> **Objective**: Tally how many lines include "соответствующая". The number is the whole answer.

> **Material provided**:
########################################

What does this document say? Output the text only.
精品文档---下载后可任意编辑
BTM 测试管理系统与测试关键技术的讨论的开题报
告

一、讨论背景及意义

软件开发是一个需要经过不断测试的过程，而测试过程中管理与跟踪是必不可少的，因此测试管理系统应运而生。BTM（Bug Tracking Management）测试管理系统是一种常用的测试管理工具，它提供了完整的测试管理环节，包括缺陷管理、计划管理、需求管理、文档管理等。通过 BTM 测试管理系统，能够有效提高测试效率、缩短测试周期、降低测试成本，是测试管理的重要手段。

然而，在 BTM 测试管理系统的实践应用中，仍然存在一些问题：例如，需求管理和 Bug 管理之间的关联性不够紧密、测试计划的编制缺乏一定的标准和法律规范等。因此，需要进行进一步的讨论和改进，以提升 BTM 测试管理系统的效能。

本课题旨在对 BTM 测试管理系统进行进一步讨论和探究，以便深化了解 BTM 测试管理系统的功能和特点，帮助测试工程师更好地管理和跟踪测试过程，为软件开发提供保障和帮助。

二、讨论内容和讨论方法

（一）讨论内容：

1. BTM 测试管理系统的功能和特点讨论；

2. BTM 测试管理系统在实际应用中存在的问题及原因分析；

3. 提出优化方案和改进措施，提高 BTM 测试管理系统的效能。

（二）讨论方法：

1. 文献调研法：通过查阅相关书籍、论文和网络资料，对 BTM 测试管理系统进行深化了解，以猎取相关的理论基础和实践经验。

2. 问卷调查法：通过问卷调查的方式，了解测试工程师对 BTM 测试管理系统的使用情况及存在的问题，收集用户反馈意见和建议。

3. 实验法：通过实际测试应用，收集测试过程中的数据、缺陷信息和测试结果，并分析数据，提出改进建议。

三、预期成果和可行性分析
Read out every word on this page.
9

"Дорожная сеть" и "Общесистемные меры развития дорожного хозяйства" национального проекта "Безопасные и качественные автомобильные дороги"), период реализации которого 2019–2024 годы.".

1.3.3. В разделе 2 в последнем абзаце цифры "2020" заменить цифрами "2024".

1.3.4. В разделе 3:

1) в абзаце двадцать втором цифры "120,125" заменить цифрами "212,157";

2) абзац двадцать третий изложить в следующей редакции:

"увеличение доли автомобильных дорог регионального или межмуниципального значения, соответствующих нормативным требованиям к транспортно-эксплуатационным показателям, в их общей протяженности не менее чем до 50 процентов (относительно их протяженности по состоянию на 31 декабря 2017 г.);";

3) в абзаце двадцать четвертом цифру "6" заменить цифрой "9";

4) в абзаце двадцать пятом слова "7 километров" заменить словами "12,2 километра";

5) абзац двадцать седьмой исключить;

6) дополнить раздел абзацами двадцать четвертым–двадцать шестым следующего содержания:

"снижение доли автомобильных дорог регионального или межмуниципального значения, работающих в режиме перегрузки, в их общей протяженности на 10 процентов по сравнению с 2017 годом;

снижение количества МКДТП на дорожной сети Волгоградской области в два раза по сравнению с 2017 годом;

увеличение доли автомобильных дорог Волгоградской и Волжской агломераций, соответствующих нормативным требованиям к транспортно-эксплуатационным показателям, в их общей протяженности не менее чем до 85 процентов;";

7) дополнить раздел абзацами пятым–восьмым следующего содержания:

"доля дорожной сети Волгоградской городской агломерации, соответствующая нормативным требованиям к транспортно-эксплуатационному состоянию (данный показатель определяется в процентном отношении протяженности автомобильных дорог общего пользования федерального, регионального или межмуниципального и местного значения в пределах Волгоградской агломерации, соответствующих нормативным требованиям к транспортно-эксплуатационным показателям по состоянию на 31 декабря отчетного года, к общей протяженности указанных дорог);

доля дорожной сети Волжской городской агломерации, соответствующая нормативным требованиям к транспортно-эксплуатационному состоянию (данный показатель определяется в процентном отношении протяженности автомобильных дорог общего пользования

########################################

> **Correct response**: 2